INPUT RECORDS =
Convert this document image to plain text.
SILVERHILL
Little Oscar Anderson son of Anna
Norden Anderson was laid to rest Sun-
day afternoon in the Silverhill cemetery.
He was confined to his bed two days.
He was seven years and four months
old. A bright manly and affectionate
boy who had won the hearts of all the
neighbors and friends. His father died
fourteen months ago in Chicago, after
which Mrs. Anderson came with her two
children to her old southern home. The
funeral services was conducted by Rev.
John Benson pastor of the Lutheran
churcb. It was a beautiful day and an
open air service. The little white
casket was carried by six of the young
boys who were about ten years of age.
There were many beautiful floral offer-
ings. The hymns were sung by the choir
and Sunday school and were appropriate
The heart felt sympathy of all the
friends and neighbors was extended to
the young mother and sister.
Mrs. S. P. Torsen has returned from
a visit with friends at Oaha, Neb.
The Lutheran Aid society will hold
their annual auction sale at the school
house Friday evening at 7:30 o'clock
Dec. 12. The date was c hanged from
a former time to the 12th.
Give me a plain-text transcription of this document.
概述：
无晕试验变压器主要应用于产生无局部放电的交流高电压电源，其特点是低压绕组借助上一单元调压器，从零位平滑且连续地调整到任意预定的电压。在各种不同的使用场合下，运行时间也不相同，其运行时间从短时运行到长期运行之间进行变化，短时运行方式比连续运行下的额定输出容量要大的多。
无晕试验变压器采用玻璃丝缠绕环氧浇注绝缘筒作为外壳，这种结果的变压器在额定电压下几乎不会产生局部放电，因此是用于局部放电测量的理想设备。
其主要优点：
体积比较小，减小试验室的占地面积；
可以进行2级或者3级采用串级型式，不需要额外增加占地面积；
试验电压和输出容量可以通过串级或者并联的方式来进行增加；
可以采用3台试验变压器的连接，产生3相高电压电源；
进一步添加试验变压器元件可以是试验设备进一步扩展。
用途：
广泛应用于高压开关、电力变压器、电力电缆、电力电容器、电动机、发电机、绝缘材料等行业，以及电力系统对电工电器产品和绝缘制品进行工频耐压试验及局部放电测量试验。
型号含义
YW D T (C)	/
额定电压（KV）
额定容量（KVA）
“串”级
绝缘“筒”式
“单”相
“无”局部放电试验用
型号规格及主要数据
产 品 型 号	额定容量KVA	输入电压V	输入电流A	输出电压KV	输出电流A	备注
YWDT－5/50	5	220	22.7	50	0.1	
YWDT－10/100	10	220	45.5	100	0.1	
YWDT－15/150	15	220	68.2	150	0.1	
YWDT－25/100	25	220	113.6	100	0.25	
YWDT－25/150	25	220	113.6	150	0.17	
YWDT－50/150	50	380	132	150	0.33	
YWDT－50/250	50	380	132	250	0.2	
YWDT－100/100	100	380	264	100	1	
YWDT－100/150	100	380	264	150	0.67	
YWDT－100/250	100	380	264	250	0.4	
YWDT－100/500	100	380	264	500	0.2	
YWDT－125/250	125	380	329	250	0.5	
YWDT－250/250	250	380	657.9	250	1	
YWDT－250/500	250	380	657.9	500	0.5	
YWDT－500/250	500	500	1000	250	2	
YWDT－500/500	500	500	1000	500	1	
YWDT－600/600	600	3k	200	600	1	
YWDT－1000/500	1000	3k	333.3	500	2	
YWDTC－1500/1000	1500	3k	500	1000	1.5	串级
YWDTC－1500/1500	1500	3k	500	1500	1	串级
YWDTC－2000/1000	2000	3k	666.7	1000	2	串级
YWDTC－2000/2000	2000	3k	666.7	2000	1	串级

TASK DESCRIPTION = Reproduce the records word for word.

ANSWER TO THE PROBLEM =
Convert this document image to plain text.
SILVERHILL
Little Oscar Anderson son of Anna
Norden Anderson was laid to rest Sun-
day afternoon in the Silverhill cemetery.
He was confined to his bed two days.
He was seven years and four months
old. A bright manly and affectionate
boy who had won the hearts of all the
neighbors and friends. His father died
fourteen months ago in Chicago, after
which Mrs. Anderson came with her two
children to her old southern home. The
funeral services was conducted by Rev.
John Benson pastor of the Lutheran
churcb. It was a beautiful day and an
open air service. The little white
casket was carried by six of the young
boys who were about ten years of age.
There were many beautiful floral offer-
ings. The hymns were sung by the choir
and Sunday school and were appropriate
The heart felt sympathy of all the
friends and neighbors was extended to
the young mother and sister.
Mrs. S. P. Torsen has returned from
a visit with friends at Oaha, Neb.
The Lutheran Aid society will hold
their annual auction sale at the school
house Friday evening at 7:30 o'clock
Dec. 12. The date was c hanged from
a former time to the 12th.
Give me a plain-text transcription of this document.
概述：
无晕试验变压器主要应用于产生无局部放电的交流高电压电源，其特点是低压绕组借助上一单元调压器，从零位平滑且连续地调整到任意预定的电压。在各种不同的使用场合下，运行时间也不相同，其运行时间从短时运行到长期运行之间进行变化，短时运行方式比连续运行下的额定输出容量要大的多。
无晕试验变压器采用玻璃丝缠绕环氧浇注绝缘筒作为外壳，这种结果的变压器在额定电压下几乎不会产生局部放电，因此是用于局部放电测量的理想设备。
其主要优点：
体积比较小，减小试验室的占地面积；
可以进行2级或者3级采用串级型式，不需要额外增加占地面积；
试验电压和输出容量可以通过串级或者并联的方式来进行增加；
可以采用3台试验变压器的连接，产生3相高电压电源；
进一步添加试验变压器元件可以是试验设备进一步扩展。
用途：
广泛应用于高压开关、电力变压器、电力电缆、电力电容器、电动机、发电机、绝缘材料等行业，以及电力系统对电工电器产品和绝缘制品进行工频耐压试验及局部放电测量试验。
型号含义
YW D T (C)	/
额定电压（KV）
额定容量（KVA）
“串”级
绝缘“筒”式
“单”相
“无”局部放电试验用
型号规格及主要数据
产 品 型 号	额定容量KVA	输入电压V	输入电流A	输出电压KV	输出电流A	备注
YWDT－5/50	5	220	22.7	50	0.1	
YWDT－10/100	10	220	45.5	100	0.1	
YWDT－15/150	15	220	68.2	150	0.1	
YWDT－25/100	25	220	113.6	100	0.25	
YWDT－25/150	25	220	113.6	150	0.17	
YWDT－50/150	50	380	132	150	0.33	
YWDT－50/250	50	380	132	250	0.2	
YWDT－100/100	100	380	264	100	1	
YWDT－100/150	100	380	264	150	0.67	
YWDT－100/250	100	380	264	250	0.4	
YWDT－100/500	100	380	264	500	0.2	
YWDT－125/250	125	380	329	250	0.5	
YWDT－250/250	250	380	657.9	250	1	
YWDT－250/500	250	380	657.9	500	0.5	
YWDT－500/250	500	500	1000	250	2	
YWDT－500/500	500	500	1000	500	1	
YWDT－600/600	600	3k	200	600	1	
YWDT－1000/500	1000	3k	333.3	500	2	
YWDTC－1500/1000	1500	3k	500	1000	1.5	串级
YWDTC－1500/1500	1500	3k	500	1500	1	串级
YWDTC－2000/1000	2000	3k	666.7	1000	2	串级
YWDTC－2000/2000	2000	3k	666.7	2000	1	串级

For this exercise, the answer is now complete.